■ Data to process
%%
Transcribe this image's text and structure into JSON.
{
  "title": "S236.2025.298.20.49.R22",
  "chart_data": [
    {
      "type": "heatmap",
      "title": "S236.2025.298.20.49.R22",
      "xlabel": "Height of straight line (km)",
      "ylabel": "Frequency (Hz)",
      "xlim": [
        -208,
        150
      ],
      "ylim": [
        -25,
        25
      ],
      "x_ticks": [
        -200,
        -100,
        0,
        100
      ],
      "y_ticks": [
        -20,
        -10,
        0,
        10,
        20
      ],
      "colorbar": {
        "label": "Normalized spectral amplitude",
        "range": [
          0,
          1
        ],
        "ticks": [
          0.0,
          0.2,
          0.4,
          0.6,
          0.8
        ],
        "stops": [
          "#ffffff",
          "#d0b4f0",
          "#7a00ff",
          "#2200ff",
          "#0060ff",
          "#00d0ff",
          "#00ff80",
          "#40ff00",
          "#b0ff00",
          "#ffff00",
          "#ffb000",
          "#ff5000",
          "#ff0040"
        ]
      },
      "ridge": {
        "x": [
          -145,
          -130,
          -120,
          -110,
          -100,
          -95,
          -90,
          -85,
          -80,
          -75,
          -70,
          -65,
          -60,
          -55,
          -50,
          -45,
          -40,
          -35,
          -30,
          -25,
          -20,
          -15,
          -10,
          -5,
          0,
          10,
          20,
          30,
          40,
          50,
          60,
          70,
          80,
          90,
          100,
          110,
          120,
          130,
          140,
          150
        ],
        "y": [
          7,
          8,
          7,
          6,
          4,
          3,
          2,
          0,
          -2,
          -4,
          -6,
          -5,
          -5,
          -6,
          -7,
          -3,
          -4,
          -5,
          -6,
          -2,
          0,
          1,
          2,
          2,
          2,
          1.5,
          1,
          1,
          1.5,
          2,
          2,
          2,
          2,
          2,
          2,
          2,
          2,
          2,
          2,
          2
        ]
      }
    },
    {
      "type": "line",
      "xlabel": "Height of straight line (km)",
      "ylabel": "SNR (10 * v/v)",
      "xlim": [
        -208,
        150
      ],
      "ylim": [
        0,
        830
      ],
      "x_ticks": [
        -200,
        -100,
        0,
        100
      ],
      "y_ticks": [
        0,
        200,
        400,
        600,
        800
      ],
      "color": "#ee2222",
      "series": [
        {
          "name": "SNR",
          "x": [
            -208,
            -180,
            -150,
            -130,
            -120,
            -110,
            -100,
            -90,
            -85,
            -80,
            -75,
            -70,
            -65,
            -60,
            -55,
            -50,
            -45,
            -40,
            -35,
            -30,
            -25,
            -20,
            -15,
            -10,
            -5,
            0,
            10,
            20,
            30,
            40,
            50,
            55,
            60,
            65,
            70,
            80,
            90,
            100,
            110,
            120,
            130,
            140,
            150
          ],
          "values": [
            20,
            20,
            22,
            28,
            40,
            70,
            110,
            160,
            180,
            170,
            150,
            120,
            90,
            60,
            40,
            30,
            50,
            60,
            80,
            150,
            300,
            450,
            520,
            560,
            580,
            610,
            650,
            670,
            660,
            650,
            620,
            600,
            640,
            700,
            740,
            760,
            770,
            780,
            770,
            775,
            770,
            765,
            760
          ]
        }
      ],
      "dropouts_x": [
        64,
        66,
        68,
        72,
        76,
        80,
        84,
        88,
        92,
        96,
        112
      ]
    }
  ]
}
%%
■ What is asked
Write the complete data out, exactly as above.

■ Right answer
Transcribe this image's text and structure into JSON.
{
  "title": "S236.2025.298.20.49.R22",
  "chart_data": [
    {
      "type": "heatmap",
      "title": "S236.2025.298.20.49.R22",
      "xlabel": "Height of straight line (km)",
      "ylabel": "Frequency (Hz)",
      "xlim": [
        -208,
        150
      ],
      "ylim": [
        -25,
        25
      ],
      "x_ticks": [
        -200,
        -100,
        0,
        100
      ],
      "y_ticks": [
        -20,
        -10,
        0,
        10,
        20
      ],
      "colorbar": {
        "label": "Normalized spectral amplitude",
        "range": [
          0,
          1
        ],
        "ticks": [
          0.0,
          0.2,
          0.4,
          0.6,
          0.8
        ],
        "stops": [
          "#ffffff",
          "#d0b4f0",
          "#7a00ff",
          "#2200ff",
          "#0060ff",
          "#00d0ff",
          "#00ff80",
          "#40ff00",
          "#b0ff00",
          "#ffff00",
          "#ffb000",
          "#ff5000",
          "#ff0040"
        ]
      },
      "ridge": {
        "x": [
          -145,
          -130,
          -120,
          -110,
          -100,
          -95,
          -90,
          -85,
          -80,
          -75,
          -70,
          -65,
          -60,
          -55,
          -50,
          -45,
          -40,
          -35,
          -30,
          -25,
          -20,
          -15,
          -10,
          -5,
          0,
          10,
          20,
          30,
          40,
          50,
          60,
          70,
          80,
          90,
          100,
          110,
          120,
          130,
          140,
          150
        ],
        "y": [
          7,
          8,
          7,
          6,
          4,
          3,
          2,
          0,
          -2,
          -4,
          -6,
          -5,
          -5,
          -6,
          -7,
          -3,
          -4,
          -5,
          -6,
          -2,
          0,
          1,
          2,
          2,
          2,
          1.5,
          1,
          1,
          1.5,
          2,
          2,
          2,
          2,
          2,
          2,
          2,
          2,
          2,
          2,
          2
        ]
      }
    },
    {
      "type": "line",
      "xlabel": "Height of straight line (km)",
      "ylabel": "SNR (10 * v/v)",
      "xlim": [
        -208,
        150
      ],
      "ylim": [
        0,
        830
      ],
      "x_ticks": [
        -200,
        -100,
        0,
        100
      ],
      "y_ticks": [
        0,
        200,
        400,
        600,
        800
      ],
      "color": "#ee2222",
      "series": [
        {
          "name": "SNR",
          "x": [
            -208,
            -180,
            -150,
            -130,
            -120,
            -110,
            -100,
            -90,
            -85,
            -80,
            -75,
            -70,
            -65,
            -60,
            -55,
            -50,
            -45,
            -40,
            -35,
            -30,
            -25,
            -20,
            -15,
            -10,
            -5,
            0,
            10,
            20,
            30,
            40,
            50,
            55,
            60,
            65,
            70,
            80,
            90,
            100,
            110,
            120,
            130,
            140,
            150
          ],
          "values": [
            20,
            20,
            22,
            28,
            40,
            70,
            110,
            160,
            180,
            170,
            150,
            120,
            90,
            60,
            40,
            30,
            50,
            60,
            80,
            150,
            300,
            450,
            520,
            560,
            580,
            610,
            650,
            670,
            660,
            650,
            620,
            600,
            640,
            700,
            740,
            760,
            770,
            780,
            770,
            775,
            770,
            765,
            760
          ]
        }
      ],
      "dropouts_x": [
        64,
        66,
        68,
        72,
        76,
        80,
        84,
        88,
        92,
        96,
        112
      ]
    }
  ]
}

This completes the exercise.